_Goal of the exercise:_ Set down the full listing exactly, character for character.

_Data lines:_
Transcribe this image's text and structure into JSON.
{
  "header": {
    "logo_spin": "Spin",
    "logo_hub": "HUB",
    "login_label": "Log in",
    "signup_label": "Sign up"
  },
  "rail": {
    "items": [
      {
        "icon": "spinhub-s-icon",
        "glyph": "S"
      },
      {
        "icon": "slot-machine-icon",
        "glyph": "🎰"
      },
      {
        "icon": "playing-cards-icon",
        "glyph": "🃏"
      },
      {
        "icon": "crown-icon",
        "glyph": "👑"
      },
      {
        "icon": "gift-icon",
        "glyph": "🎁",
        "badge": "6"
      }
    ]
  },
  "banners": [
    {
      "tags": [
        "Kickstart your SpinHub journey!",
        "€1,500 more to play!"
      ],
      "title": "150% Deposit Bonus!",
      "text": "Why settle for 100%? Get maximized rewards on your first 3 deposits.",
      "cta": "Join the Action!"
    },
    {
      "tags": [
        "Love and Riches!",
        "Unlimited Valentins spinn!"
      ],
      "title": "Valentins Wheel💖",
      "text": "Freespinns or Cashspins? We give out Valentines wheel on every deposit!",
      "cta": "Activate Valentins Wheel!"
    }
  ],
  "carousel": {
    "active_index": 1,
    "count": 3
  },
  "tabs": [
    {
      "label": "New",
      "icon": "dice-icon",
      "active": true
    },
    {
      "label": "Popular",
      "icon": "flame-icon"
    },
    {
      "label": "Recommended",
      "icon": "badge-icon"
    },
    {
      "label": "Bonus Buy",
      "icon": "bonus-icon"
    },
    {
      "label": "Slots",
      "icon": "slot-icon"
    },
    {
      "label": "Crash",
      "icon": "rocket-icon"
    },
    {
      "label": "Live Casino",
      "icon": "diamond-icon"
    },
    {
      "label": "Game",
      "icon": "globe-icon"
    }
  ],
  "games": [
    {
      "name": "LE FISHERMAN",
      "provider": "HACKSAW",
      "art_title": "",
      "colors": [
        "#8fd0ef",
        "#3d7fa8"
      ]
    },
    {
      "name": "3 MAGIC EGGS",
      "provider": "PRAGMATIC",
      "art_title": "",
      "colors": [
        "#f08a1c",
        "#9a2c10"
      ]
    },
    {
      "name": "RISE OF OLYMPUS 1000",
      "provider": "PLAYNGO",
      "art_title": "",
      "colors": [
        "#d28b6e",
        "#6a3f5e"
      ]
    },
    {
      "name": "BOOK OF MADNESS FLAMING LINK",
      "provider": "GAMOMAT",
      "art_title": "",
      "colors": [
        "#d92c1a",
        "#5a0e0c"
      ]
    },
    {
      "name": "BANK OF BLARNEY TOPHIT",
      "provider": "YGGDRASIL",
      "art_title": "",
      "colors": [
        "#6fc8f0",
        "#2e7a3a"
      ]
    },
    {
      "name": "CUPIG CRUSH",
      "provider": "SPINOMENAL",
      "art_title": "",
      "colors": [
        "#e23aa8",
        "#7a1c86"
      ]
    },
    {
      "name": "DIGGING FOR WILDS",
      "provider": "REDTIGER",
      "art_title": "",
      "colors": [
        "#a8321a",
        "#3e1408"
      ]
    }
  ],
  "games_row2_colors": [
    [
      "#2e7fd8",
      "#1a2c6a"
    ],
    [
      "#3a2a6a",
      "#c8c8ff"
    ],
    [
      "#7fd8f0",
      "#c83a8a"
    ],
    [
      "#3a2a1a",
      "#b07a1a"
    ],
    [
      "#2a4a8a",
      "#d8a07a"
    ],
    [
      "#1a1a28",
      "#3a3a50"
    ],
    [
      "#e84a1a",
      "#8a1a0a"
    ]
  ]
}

_Expected answer:_
Transcribe this image's text and structure into JSON.
{
  "header": {
    "logo_spin": "Spin",
    "logo_hub": "HUB",
    "login_label": "Log in",
    "signup_label": "Sign up"
  },
  "rail": {
    "items": [
      {
        "icon": "spinhub-s-icon",
        "glyph": "S"
      },
      {
        "icon": "slot-machine-icon",
        "glyph": "🎰"
      },
      {
        "icon": "playing-cards-icon",
        "glyph": "🃏"
      },
      {
        "icon": "crown-icon",
        "glyph": "👑"
      },
      {
        "icon": "gift-icon",
        "glyph": "🎁",
        "badge": "6"
      }
    ]
  },
  "banners": [
    {
      "tags": [
        "Kickstart your SpinHub journey!",
        "€1,500 more to play!"
      ],
      "title": "150% Deposit Bonus!",
      "text": "Why settle for 100%? Get maximized rewards on your first 3 deposits.",
      "cta": "Join the Action!"
    },
    {
      "tags": [
        "Love and Riches!",
        "Unlimited Valentins spinn!"
      ],
      "title": "Valentins Wheel💖",
      "text": "Freespinns or Cashspins? We give out Valentines wheel on every deposit!",
      "cta": "Activate Valentins Wheel!"
    }
  ],
  "carousel": {
    "active_index": 1,
    "count": 3
  },
  "tabs": [
    {
      "label": "New",
      "icon": "dice-icon",
      "active": true
    },
    {
      "label": "Popular",
      "icon": "flame-icon"
    },
    {
      "label": "Recommended",
      "icon": "badge-icon"
    },
    {
      "label": "Bonus Buy",
      "icon": "bonus-icon"
    },
    {
      "label": "Slots",
      "icon": "slot-icon"
    },
    {
      "label": "Crash",
      "icon": "rocket-icon"
    },
    {
      "label": "Live Casino",
      "icon": "diamond-icon"
    },
    {
      "label": "Game",
      "icon": "globe-icon"
    }
  ],
  "games": [
    {
      "name": "LE FISHERMAN",
      "provider": "HACKSAW",
      "art_title": "",
      "colors": [
        "#8fd0ef",
        "#3d7fa8"
      ]
    },
    {
      "name": "3 MAGIC EGGS",
      "provider": "PRAGMATIC",
      "art_title": "",
      "colors": [
        "#f08a1c",
        "#9a2c10"
      ]
    },
    {
      "name": "RISE OF OLYMPUS 1000",
      "provider": "PLAYNGO",
      "art_title": "",
      "colors": [
        "#d28b6e",
        "#6a3f5e"
      ]
    },
    {
      "name": "BOOK OF MADNESS FLAMING LINK",
      "provider": "GAMOMAT",
      "art_title": "",
      "colors": [
        "#d92c1a",
        "#5a0e0c"
      ]
    },
    {
      "name": "BANK OF BLARNEY TOPHIT",
      "provider": "YGGDRASIL",
      "art_title": "",
      "colors": [
        "#6fc8f0",
        "#2e7a3a"
      ]
    },
    {
      "name": "CUPIG CRUSH",
      "provider": "SPINOMENAL",
      "art_title": "",
      "colors": [
        "#e23aa8",
        "#7a1c86"
      ]
    },
    {
      "name": "DIGGING FOR WILDS",
      "provider": "REDTIGER",
      "art_title": "",
      "colors": [
        "#a8321a",
        "#3e1408"
      ]
    }
  ],
  "games_row2_colors": [
    [
      "#2e7fd8",
      "#1a2c6a"
    ],
    [
      "#3a2a6a",
      "#c8c8ff"
    ],
    [
      "#7fd8f0",
      "#c83a8a"
    ],
    [
      "#3a2a1a",
      "#b07a1a"
    ],
    [
      "#2a4a8a",
      "#d8a07a"
    ],
    [
      "#1a1a28",
      "#3a3a50"
    ],
    [
      "#e84a1a",
      "#8a1a0a"
    ]
  ]
}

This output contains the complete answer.